__Task details__. All entries below are to be set down again, identical to the source.

[Dataset entries]
▽

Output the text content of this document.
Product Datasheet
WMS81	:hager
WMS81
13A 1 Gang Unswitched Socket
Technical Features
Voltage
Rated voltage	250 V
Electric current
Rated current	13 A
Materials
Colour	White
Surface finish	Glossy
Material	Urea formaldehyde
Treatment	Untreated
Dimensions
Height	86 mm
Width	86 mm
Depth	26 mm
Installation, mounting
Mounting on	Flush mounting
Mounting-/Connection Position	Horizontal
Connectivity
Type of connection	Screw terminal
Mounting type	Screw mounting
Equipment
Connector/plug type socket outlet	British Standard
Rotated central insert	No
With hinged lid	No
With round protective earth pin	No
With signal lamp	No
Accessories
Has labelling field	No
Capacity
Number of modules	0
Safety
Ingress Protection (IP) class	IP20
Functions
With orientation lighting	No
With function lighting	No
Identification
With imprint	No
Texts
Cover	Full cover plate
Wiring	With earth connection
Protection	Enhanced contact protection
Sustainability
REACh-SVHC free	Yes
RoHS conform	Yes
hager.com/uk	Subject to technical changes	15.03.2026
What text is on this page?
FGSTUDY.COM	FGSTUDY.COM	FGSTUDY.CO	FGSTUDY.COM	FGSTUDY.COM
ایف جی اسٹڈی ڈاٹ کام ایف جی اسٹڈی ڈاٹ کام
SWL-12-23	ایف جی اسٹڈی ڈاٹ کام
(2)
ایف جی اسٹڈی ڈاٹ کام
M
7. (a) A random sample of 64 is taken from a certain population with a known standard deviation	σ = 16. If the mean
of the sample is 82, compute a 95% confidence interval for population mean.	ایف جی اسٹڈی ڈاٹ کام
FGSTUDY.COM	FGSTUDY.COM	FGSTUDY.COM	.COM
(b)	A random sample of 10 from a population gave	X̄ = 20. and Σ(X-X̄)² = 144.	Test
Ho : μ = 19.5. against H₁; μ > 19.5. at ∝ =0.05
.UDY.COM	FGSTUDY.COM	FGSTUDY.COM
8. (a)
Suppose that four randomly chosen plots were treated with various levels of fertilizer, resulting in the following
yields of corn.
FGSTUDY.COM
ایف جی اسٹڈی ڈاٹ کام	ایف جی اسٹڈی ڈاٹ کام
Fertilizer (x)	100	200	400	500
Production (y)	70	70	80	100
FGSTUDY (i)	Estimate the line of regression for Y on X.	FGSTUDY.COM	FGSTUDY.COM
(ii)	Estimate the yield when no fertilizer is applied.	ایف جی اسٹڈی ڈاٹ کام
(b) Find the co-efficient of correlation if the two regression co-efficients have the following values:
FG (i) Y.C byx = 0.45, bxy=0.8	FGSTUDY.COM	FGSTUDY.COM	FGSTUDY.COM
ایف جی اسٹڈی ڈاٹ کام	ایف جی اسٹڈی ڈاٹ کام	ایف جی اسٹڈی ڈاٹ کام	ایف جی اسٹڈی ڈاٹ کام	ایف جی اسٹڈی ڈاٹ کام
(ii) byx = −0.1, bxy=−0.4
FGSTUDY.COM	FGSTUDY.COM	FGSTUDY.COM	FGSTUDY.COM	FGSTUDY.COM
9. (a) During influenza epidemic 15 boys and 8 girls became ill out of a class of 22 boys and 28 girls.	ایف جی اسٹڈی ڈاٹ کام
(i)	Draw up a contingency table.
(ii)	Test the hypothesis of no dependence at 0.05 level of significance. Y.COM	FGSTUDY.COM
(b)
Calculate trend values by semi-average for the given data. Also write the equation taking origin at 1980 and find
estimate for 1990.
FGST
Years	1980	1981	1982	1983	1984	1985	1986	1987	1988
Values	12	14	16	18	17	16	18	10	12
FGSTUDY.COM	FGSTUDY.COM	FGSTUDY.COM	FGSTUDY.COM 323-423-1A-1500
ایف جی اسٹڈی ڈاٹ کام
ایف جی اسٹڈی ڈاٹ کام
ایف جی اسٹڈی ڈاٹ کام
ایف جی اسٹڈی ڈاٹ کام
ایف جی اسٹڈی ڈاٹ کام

△

__Reply__.
Output the text content of this document.
Product Datasheet
WMS81	:hager
WMS81
13A 1 Gang Unswitched Socket
Technical Features
Voltage
Rated voltage	250 V
Electric current
Rated current	13 A
Materials
Colour	White
Surface finish	Glossy
Material	Urea formaldehyde
Treatment	Untreated
Dimensions
Height	86 mm
Width	86 mm
Depth	26 mm
Installation, mounting
Mounting on	Flush mounting
Mounting-/Connection Position	Horizontal
Connectivity
Type of connection	Screw terminal
Mounting type	Screw mounting
Equipment
Connector/plug type socket outlet	British Standard
Rotated central insert	No
With hinged lid	No
With round protective earth pin	No
With signal lamp	No
Accessories
Has labelling field	No
Capacity
Number of modules	0
Safety
Ingress Protection (IP) class	IP20
Functions
With orientation lighting	No
With function lighting	No
Identification
With imprint	No
Texts
Cover	Full cover plate
Wiring	With earth connection
Protection	Enhanced contact protection
Sustainability
REACh-SVHC free	Yes
RoHS conform	Yes
hager.com/uk	Subject to technical changes	15.03.2026
What text is on this page?
FGSTUDY.COM	FGSTUDY.COM	FGSTUDY.CO	FGSTUDY.COM	FGSTUDY.COM
ایف جی اسٹڈی ڈاٹ کام ایف جی اسٹڈی ڈاٹ کام
SWL-12-23	ایف جی اسٹڈی ڈاٹ کام
(2)
ایف جی اسٹڈی ڈاٹ کام
M
7. (a) A random sample of 64 is taken from a certain population with a known standard deviation	σ = 16. If the mean
of the sample is 82, compute a 95% confidence interval for population mean.	ایف جی اسٹڈی ڈاٹ کام
FGSTUDY.COM	FGSTUDY.COM	FGSTUDY.COM	.COM
(b)	A random sample of 10 from a population gave	X̄ = 20. and Σ(X-X̄)² = 144.	Test
Ho : μ = 19.5. against H₁; μ > 19.5. at ∝ =0.05
.UDY.COM	FGSTUDY.COM	FGSTUDY.COM
8. (a)
Suppose that four randomly chosen plots were treated with various levels of fertilizer, resulting in the following
yields of corn.
FGSTUDY.COM
ایف جی اسٹڈی ڈاٹ کام	ایف جی اسٹڈی ڈاٹ کام
Fertilizer (x)	100	200	400	500
Production (y)	70	70	80	100
FGSTUDY (i)	Estimate the line of regression for Y on X.	FGSTUDY.COM	FGSTUDY.COM
(ii)	Estimate the yield when no fertilizer is applied.	ایف جی اسٹڈی ڈاٹ کام
(b) Find the co-efficient of correlation if the two regression co-efficients have the following values:
FG (i) Y.C byx = 0.45, bxy=0.8	FGSTUDY.COM	FGSTUDY.COM	FGSTUDY.COM
ایف جی اسٹڈی ڈاٹ کام	ایف جی اسٹڈی ڈاٹ کام	ایف جی اسٹڈی ڈاٹ کام	ایف جی اسٹڈی ڈاٹ کام	ایف جی اسٹڈی ڈاٹ کام
(ii) byx = −0.1, bxy=−0.4
FGSTUDY.COM	FGSTUDY.COM	FGSTUDY.COM	FGSTUDY.COM	FGSTUDY.COM
9. (a) During influenza epidemic 15 boys and 8 girls became ill out of a class of 22 boys and 28 girls.	ایف جی اسٹڈی ڈاٹ کام
(i)	Draw up a contingency table.
(ii)	Test the hypothesis of no dependence at 0.05 level of significance. Y.COM	FGSTUDY.COM
(b)
Calculate trend values by semi-average for the given data. Also write the equation taking origin at 1980 and find
estimate for 1990.
FGST
Years	1980	1981	1982	1983	1984	1985	1986	1987	1988
Values	12	14	16	18	17	16	18	10	12
FGSTUDY.COM	FGSTUDY.COM	FGSTUDY.COM	FGSTUDY.COM 323-423-1A-1500
ایف جی اسٹڈی ڈاٹ کام
ایف جی اسٹڈی ڈاٹ کام
ایف جی اسٹڈی ڈاٹ کام
ایف جی اسٹڈی ڈاٹ کام
ایف جی اسٹڈی ڈاٹ کام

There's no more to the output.